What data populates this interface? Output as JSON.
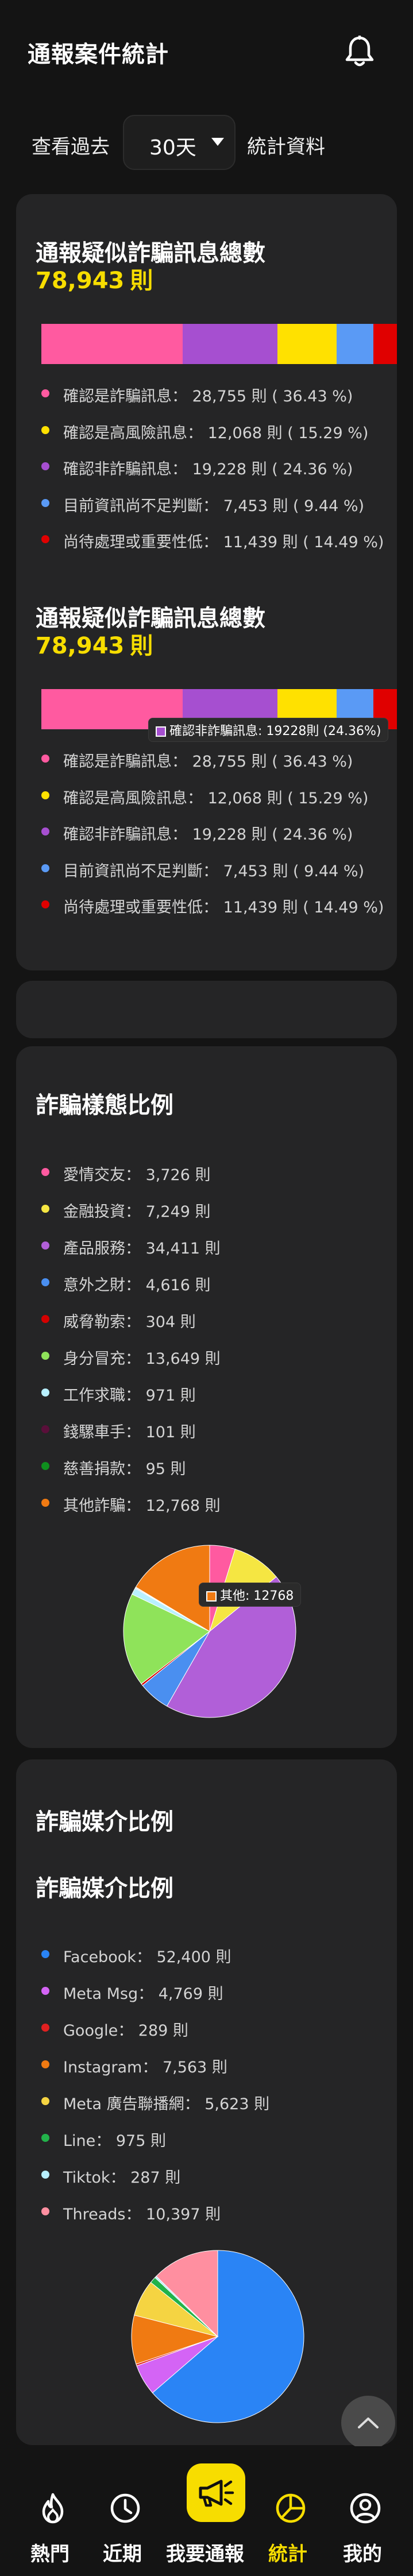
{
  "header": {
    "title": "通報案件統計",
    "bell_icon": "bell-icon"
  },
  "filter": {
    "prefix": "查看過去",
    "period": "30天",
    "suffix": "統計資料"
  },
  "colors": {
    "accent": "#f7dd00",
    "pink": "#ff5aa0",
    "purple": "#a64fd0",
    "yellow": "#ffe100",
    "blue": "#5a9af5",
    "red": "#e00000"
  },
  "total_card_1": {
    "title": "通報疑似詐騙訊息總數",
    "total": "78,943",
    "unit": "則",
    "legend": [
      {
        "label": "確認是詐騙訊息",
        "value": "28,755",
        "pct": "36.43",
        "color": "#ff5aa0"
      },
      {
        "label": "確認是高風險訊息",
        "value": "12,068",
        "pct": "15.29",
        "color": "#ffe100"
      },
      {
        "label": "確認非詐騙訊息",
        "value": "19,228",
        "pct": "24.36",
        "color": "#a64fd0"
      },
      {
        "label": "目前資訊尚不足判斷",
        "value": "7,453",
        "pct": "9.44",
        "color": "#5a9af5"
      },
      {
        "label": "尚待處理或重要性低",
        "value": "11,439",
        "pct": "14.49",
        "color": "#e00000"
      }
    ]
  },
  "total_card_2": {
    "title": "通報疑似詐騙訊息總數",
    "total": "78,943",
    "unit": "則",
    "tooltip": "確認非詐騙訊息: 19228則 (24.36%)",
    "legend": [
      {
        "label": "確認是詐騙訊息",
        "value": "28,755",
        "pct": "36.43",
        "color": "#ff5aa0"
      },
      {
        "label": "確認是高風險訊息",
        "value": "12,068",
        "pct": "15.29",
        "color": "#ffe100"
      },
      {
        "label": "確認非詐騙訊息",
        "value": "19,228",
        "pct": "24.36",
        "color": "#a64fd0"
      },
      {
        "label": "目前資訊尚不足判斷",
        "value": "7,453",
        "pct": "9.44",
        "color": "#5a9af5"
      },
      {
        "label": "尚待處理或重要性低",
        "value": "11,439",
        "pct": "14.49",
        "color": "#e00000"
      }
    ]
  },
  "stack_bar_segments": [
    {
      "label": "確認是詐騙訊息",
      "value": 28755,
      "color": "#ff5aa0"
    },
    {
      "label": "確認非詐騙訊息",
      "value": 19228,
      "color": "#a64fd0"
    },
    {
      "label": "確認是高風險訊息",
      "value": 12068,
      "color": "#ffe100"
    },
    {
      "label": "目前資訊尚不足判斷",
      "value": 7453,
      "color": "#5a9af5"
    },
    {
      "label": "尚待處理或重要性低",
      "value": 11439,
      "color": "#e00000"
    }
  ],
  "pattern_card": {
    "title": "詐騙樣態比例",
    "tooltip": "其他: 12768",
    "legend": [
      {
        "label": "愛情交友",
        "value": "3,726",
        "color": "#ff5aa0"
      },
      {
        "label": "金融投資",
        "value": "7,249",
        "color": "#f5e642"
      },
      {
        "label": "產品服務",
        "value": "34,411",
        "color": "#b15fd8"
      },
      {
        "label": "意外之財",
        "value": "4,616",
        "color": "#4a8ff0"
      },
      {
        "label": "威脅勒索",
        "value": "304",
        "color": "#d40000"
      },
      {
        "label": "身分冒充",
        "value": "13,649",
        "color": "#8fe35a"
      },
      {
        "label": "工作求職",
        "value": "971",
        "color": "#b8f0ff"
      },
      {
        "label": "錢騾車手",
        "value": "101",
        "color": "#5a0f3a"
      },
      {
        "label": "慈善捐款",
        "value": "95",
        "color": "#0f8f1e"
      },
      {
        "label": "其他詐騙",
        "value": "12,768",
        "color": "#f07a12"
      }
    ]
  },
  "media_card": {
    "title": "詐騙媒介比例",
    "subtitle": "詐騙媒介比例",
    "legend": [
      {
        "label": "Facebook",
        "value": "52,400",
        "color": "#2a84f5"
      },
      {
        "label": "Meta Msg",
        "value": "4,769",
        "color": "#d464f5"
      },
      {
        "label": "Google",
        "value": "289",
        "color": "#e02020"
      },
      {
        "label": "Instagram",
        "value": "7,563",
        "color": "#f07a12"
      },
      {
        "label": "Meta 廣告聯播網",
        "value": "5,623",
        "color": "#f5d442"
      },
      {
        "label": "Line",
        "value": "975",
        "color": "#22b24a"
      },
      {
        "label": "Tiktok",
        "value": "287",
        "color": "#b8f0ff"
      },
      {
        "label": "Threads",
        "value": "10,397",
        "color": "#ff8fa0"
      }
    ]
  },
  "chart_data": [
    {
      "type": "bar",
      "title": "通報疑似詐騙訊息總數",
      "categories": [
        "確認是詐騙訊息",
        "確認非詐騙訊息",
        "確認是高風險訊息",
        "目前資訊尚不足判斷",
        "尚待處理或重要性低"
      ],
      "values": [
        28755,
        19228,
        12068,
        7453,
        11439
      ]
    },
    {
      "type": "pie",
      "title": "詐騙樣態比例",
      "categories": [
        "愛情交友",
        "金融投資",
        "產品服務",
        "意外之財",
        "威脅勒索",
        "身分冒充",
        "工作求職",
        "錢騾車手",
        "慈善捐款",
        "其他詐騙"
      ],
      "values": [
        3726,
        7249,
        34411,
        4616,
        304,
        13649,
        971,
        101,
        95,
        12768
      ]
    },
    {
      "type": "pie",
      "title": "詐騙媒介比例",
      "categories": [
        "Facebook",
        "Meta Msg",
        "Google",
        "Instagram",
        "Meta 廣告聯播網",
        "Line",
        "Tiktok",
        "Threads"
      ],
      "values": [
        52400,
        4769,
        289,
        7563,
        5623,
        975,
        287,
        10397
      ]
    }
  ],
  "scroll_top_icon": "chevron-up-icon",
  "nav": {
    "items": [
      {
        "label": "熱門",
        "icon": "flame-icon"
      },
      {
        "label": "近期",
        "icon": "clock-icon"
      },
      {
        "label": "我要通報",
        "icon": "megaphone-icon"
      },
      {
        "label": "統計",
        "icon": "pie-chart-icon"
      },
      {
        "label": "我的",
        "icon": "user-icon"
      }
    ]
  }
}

·····

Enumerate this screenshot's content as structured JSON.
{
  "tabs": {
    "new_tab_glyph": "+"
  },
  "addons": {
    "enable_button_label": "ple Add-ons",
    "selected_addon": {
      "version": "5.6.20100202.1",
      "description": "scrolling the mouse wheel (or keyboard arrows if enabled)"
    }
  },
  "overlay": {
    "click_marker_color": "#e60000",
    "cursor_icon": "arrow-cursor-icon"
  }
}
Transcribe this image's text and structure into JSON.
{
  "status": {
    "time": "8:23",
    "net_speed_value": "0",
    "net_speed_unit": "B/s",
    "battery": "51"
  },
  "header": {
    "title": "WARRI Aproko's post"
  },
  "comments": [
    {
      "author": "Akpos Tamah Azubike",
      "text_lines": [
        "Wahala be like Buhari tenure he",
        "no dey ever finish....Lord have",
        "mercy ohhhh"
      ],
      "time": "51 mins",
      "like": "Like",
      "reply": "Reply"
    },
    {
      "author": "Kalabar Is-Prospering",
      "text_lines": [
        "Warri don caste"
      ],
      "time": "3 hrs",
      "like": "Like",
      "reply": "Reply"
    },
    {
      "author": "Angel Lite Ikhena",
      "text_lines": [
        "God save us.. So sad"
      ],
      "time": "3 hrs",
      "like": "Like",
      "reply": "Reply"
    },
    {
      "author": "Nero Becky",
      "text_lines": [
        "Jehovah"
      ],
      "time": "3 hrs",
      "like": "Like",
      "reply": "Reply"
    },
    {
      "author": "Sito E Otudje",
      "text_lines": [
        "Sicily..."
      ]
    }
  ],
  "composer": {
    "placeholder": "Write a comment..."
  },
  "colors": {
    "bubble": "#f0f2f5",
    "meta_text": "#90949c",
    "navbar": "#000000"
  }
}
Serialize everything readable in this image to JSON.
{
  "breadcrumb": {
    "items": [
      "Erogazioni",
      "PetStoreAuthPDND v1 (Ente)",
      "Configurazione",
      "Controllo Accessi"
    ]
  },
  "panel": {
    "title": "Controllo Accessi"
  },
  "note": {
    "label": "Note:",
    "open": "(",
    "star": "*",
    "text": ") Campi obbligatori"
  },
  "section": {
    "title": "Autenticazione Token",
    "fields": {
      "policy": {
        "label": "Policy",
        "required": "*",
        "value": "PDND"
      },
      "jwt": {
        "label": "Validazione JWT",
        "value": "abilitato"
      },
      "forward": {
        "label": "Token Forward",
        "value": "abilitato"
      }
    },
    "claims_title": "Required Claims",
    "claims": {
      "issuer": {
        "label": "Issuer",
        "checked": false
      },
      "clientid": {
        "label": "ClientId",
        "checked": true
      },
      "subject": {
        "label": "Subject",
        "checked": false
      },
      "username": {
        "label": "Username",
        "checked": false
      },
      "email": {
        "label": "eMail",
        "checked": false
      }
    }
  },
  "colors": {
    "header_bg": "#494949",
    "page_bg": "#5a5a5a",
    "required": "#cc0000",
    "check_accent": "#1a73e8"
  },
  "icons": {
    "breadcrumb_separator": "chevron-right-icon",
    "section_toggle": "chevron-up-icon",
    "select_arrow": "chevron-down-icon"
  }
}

·····

> _PROBLEM DESCRIPTION_
Find every line that has "確認非詐騙訊息" in it, then return those lines.

> _TASK RESPONSE_
        "label": "確認非詐騙訊息",
    "tooltip": "確認非詐騙訊息: 19228則 (24.36%)",
        "label": "確認非詐騙訊息",
      "label": "確認非詐騙訊息",
        "確認非詐騙訊息",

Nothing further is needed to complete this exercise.